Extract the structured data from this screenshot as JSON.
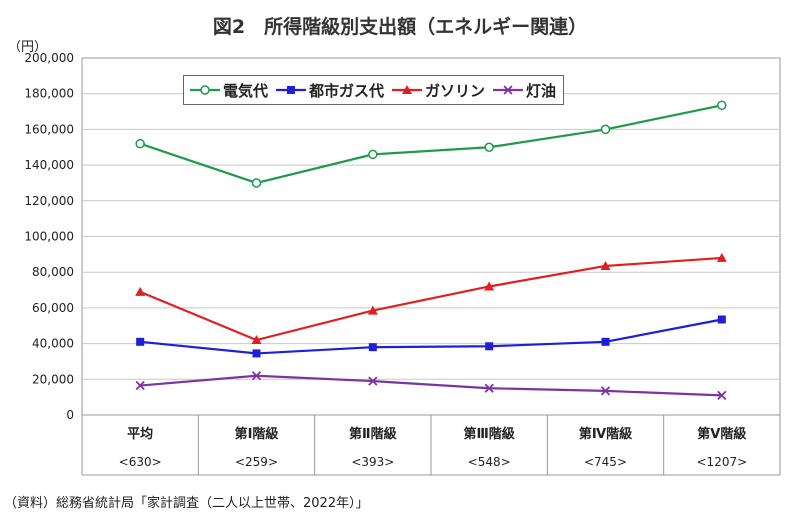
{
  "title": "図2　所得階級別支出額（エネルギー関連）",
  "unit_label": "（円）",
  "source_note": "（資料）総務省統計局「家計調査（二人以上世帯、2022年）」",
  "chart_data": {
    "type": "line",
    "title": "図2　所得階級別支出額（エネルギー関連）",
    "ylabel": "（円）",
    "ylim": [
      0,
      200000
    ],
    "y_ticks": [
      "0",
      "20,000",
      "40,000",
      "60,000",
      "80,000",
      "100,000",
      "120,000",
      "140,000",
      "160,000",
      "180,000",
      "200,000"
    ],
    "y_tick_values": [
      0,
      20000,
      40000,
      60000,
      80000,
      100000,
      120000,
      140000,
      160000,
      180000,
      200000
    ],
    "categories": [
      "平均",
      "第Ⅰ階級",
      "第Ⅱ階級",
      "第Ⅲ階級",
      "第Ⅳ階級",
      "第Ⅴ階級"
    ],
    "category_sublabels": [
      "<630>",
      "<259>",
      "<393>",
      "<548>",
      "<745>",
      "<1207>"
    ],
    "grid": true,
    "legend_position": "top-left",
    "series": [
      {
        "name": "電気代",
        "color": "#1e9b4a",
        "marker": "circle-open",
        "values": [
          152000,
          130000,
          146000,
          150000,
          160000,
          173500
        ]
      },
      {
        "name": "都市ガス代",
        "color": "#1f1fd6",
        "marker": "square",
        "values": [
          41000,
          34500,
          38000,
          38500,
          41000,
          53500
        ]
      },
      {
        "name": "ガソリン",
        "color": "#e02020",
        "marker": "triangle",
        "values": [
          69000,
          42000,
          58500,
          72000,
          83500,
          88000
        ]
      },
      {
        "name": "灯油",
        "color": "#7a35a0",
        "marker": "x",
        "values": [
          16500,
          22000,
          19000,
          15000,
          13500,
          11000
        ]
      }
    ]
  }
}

---

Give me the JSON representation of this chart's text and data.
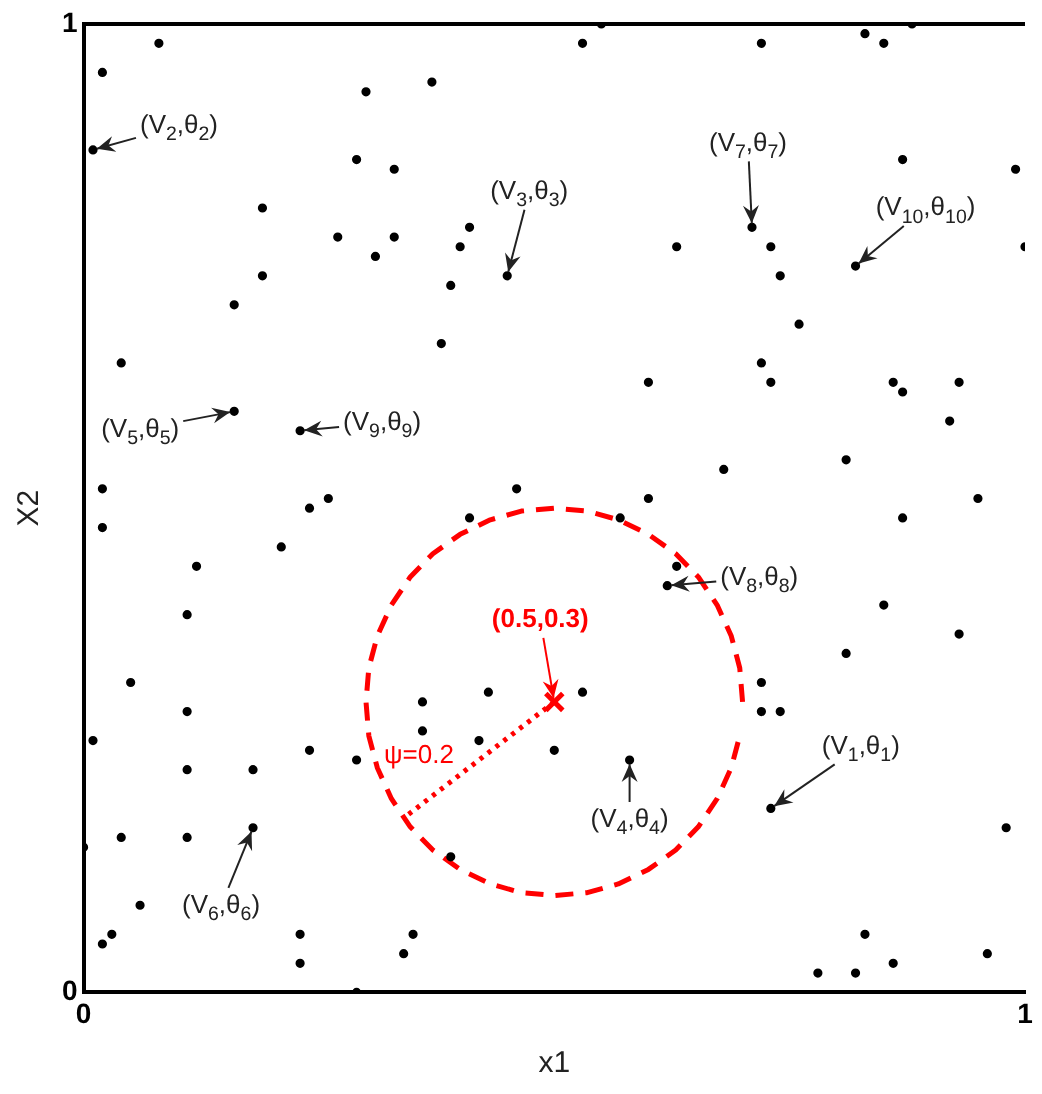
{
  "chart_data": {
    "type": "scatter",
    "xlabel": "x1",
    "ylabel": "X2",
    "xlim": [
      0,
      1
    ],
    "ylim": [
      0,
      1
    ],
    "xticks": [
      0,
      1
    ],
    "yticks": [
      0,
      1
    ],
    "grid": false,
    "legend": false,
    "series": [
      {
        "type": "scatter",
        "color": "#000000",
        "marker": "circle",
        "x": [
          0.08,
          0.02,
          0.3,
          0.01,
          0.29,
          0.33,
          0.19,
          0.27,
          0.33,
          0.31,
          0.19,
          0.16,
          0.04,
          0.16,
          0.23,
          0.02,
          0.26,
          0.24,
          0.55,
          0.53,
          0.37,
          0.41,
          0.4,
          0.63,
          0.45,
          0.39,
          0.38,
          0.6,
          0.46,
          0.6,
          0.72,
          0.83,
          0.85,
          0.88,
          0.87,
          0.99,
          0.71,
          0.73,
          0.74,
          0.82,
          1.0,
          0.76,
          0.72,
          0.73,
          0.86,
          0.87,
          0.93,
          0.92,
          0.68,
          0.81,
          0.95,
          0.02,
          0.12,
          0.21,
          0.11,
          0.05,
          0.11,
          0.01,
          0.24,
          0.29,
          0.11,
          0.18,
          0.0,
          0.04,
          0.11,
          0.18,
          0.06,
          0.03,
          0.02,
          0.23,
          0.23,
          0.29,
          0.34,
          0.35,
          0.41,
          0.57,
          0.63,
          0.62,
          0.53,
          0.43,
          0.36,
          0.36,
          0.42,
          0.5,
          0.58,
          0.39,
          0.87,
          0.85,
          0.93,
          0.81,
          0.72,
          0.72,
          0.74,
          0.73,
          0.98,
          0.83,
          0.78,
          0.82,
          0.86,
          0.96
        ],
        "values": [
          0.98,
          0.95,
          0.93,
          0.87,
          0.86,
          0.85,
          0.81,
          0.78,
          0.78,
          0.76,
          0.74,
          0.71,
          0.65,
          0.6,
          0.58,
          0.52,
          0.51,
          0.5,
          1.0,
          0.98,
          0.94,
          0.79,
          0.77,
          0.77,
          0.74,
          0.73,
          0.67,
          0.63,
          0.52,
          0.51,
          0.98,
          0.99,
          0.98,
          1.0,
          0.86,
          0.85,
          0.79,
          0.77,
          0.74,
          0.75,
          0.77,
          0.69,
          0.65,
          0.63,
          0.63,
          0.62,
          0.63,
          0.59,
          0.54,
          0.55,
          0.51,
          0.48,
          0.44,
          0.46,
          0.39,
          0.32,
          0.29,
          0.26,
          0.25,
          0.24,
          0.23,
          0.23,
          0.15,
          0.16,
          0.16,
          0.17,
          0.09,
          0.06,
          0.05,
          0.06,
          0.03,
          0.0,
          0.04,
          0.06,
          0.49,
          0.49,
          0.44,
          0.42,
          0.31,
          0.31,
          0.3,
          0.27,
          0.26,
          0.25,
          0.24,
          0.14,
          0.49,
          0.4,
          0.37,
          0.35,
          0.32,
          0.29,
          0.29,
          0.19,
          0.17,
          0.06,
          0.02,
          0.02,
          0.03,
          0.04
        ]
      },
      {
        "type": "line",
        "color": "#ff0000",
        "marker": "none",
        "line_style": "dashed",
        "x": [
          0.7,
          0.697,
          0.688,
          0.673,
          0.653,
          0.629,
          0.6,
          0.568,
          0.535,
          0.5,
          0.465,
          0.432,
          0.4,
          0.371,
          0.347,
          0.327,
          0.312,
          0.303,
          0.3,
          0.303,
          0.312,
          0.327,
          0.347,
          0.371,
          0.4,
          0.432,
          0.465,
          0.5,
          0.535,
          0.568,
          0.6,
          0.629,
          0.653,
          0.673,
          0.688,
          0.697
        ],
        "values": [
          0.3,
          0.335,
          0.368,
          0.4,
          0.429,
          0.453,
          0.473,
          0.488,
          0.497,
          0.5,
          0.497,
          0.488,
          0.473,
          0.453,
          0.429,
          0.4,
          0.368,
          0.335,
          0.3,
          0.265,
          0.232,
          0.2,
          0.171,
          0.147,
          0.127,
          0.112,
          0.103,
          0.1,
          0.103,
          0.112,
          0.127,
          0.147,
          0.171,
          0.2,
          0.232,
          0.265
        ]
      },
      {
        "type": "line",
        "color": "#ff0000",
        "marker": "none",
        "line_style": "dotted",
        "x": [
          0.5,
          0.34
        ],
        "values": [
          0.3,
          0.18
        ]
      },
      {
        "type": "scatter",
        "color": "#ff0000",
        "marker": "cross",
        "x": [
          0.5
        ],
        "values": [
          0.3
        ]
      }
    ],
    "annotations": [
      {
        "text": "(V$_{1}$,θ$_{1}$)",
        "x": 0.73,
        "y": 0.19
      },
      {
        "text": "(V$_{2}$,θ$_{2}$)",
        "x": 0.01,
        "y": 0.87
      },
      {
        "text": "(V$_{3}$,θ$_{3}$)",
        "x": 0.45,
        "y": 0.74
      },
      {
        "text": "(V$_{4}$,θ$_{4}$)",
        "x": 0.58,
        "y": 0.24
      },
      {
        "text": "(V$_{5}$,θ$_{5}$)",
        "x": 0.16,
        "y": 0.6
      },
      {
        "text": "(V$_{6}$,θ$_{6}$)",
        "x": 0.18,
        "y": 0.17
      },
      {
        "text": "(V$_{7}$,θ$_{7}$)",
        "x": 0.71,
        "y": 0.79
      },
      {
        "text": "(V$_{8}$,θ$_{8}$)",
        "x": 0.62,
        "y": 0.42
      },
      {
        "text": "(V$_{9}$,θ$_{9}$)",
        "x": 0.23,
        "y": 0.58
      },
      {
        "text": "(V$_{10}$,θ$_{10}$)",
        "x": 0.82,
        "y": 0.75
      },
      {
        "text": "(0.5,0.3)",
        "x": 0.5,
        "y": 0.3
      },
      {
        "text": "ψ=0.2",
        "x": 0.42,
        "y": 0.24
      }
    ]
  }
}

---

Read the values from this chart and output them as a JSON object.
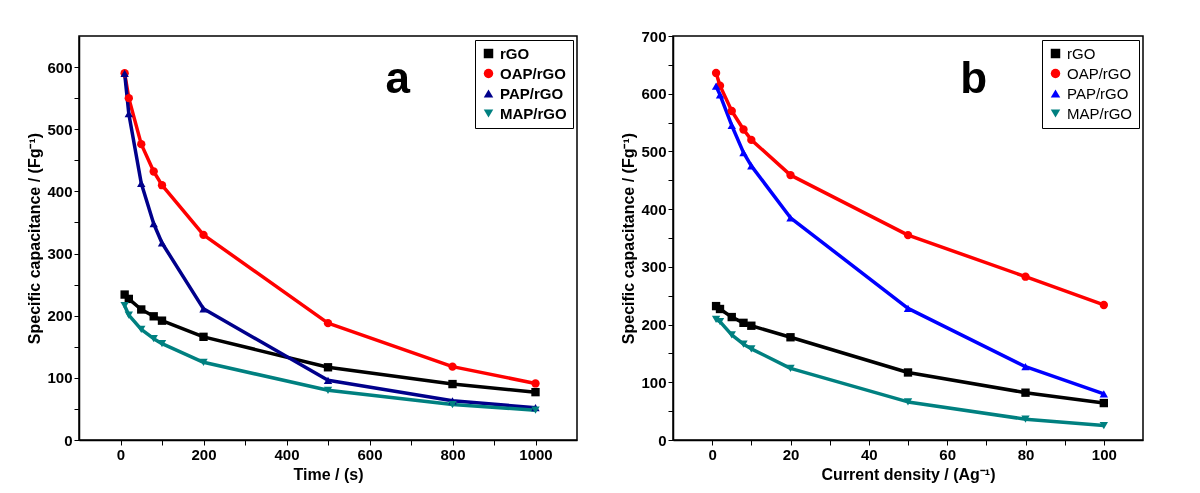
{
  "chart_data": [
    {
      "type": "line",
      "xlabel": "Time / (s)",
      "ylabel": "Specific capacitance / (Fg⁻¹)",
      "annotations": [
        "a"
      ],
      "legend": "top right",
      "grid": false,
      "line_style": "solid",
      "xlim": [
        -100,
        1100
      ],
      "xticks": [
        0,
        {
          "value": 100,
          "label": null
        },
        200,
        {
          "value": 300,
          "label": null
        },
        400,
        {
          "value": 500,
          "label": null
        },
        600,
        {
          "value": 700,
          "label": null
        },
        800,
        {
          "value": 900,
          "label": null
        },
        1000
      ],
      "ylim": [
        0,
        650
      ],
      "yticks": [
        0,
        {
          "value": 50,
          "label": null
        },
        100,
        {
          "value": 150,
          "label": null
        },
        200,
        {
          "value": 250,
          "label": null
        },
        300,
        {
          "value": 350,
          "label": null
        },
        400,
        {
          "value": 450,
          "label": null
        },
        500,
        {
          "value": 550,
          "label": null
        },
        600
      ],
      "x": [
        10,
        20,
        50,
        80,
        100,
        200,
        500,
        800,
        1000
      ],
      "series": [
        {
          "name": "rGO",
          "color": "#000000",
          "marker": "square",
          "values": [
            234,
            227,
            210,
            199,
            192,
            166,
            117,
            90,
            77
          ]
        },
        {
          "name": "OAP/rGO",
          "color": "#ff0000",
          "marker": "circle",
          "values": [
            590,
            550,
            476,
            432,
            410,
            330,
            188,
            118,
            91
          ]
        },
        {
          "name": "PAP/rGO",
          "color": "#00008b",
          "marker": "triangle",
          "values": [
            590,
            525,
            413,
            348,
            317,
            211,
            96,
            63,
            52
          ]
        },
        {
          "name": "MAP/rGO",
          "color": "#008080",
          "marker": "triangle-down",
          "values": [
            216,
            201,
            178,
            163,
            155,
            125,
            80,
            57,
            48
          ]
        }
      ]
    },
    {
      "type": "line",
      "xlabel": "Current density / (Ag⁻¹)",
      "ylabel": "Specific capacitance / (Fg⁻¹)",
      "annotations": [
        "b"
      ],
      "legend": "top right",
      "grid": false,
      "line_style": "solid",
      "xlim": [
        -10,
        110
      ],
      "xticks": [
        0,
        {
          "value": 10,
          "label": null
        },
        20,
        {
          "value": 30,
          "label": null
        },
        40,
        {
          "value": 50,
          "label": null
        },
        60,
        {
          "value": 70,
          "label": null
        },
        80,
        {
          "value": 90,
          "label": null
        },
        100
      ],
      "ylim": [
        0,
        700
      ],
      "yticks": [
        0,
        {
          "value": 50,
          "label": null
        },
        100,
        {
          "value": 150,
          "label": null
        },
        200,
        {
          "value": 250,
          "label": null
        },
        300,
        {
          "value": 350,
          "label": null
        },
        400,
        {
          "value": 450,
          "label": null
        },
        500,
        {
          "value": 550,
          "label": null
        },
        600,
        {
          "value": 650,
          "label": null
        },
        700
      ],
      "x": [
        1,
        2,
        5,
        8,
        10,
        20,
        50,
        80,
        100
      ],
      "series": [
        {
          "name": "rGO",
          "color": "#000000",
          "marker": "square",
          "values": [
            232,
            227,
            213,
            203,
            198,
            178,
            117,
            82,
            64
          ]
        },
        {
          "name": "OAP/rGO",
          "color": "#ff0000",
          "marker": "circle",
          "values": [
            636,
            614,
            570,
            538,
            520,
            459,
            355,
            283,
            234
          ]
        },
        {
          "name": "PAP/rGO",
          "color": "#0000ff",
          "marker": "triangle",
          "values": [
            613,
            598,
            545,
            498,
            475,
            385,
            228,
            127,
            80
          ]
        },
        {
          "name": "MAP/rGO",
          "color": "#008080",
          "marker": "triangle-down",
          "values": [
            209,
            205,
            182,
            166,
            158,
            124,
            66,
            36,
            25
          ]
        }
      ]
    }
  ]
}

■ TO DO ■
Your answer should be a single number: the count of lines in the listing that contain the word "title".

■ ANSWER TO THE EXERCISE ■
2